## To do
Below is a block of records: output all of them exactly and leave out the pictures.

____ The input

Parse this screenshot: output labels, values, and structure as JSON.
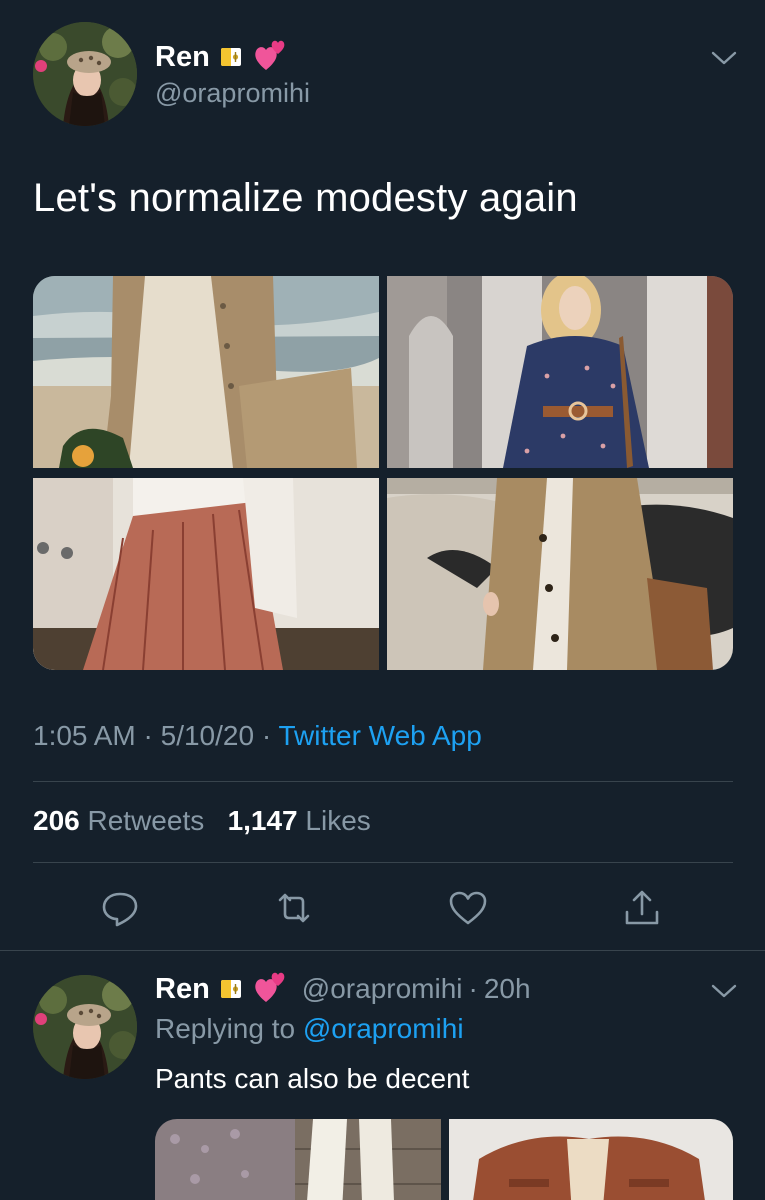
{
  "main_tweet": {
    "display_name": "Ren",
    "handle": "@orapromihi",
    "text": "Let's normalize modesty again",
    "images": [
      {
        "icon": "photo-beige-dress-beach"
      },
      {
        "icon": "photo-navy-floral-dress"
      },
      {
        "icon": "photo-floral-pleated-skirt"
      },
      {
        "icon": "photo-camel-trench-coat"
      }
    ],
    "time": "1:05 AM",
    "date": "5/10/20",
    "separator": "·",
    "source": "Twitter Web App",
    "retweets_count": "206",
    "retweets_label": "Retweets",
    "likes_count": "1,147",
    "likes_label": "Likes",
    "actions": [
      {
        "icon": "reply-icon"
      },
      {
        "icon": "retweet-icon"
      },
      {
        "icon": "like-heart-icon"
      },
      {
        "icon": "share-icon"
      }
    ]
  },
  "reply_tweet": {
    "display_name": "Ren",
    "handle": "@orapromihi",
    "separator": "·",
    "time": "20h",
    "replying_prefix": "Replying to",
    "replying_to": "@orapromihi",
    "text": "Pants can also be decent",
    "images": [
      {
        "icon": "photo-white-pants-cobblestone"
      },
      {
        "icon": "photo-rust-jacket"
      }
    ]
  },
  "colors": {
    "background": "#15202b",
    "primary_text": "#ffffff",
    "secondary_text": "#8899a6",
    "link": "#1da1f2",
    "divider": "#38444d"
  }
}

________

## Solution for this task
Parse this screenshot: output labels, values, and structure as JSON.
{
  "main_tweet": {
    "display_name": "Ren",
    "handle": "@orapromihi",
    "text": "Let's normalize modesty again",
    "images": [
      {
        "icon": "photo-beige-dress-beach"
      },
      {
        "icon": "photo-navy-floral-dress"
      },
      {
        "icon": "photo-floral-pleated-skirt"
      },
      {
        "icon": "photo-camel-trench-coat"
      }
    ],
    "time": "1:05 AM",
    "date": "5/10/20",
    "separator": "·",
    "source": "Twitter Web App",
    "retweets_count": "206",
    "retweets_label": "Retweets",
    "likes_count": "1,147",
    "likes_label": "Likes",
    "actions": [
      {
        "icon": "reply-icon"
      },
      {
        "icon": "retweet-icon"
      },
      {
        "icon": "like-heart-icon"
      },
      {
        "icon": "share-icon"
      }
    ]
  },
  "reply_tweet": {
    "display_name": "Ren",
    "handle": "@orapromihi",
    "separator": "·",
    "time": "20h",
    "replying_prefix": "Replying to",
    "replying_to": "@orapromihi",
    "text": "Pants can also be decent",
    "images": [
      {
        "icon": "photo-white-pants-cobblestone"
      },
      {
        "icon": "photo-rust-jacket"
      }
    ]
  },
  "colors": {
    "background": "#15202b",
    "primary_text": "#ffffff",
    "secondary_text": "#8899a6",
    "link": "#1da1f2",
    "divider": "#38444d"
  }
}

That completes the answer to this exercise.